**INSTRUCTION**
Lines containing the word "name" are to be counted; state their number and nothing further.

◆ ◆ ◆ ◆

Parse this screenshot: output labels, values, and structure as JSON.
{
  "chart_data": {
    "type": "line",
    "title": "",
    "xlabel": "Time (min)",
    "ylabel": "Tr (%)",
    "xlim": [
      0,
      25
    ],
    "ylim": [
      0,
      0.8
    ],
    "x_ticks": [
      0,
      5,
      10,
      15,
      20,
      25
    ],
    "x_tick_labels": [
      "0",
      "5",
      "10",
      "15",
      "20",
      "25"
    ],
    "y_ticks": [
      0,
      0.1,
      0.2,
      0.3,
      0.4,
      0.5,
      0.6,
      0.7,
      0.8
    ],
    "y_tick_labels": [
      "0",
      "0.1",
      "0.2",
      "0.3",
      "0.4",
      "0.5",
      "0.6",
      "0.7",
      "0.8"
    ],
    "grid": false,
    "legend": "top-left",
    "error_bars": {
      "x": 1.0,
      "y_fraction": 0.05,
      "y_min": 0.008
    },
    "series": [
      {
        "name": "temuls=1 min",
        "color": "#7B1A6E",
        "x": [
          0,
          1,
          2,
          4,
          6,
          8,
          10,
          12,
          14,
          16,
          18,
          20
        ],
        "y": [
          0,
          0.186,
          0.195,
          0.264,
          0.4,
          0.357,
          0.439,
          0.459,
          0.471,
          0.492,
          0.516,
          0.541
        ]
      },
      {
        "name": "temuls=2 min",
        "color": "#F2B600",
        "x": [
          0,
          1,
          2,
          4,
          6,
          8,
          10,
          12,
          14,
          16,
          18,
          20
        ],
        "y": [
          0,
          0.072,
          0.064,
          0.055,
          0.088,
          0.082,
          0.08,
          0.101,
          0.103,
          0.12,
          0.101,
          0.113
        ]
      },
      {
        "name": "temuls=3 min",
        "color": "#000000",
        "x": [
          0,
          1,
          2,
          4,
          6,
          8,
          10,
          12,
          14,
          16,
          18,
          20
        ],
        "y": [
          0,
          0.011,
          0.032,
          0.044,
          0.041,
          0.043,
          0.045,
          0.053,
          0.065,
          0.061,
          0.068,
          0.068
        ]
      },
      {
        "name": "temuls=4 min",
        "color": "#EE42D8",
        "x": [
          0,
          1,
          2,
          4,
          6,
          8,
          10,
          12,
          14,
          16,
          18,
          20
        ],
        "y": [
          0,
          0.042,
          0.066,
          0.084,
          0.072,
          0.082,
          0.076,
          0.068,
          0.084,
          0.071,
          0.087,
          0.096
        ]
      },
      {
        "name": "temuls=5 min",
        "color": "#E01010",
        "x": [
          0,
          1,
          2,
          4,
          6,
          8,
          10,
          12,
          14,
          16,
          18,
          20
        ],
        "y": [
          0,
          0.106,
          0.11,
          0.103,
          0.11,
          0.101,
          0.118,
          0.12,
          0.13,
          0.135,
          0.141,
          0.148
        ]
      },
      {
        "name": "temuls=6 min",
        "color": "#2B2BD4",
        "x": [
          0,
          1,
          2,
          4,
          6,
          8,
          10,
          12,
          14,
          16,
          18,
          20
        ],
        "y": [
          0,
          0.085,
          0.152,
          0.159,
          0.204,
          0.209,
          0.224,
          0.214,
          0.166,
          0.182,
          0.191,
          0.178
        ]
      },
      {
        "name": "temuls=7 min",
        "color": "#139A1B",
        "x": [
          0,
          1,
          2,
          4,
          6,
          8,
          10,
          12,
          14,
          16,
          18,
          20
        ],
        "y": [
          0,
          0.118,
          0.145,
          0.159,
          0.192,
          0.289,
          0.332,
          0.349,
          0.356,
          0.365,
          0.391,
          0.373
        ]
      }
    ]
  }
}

◆ ◆ ◆ ◆

**RESPONSE FOR THIS EXERCISE**
7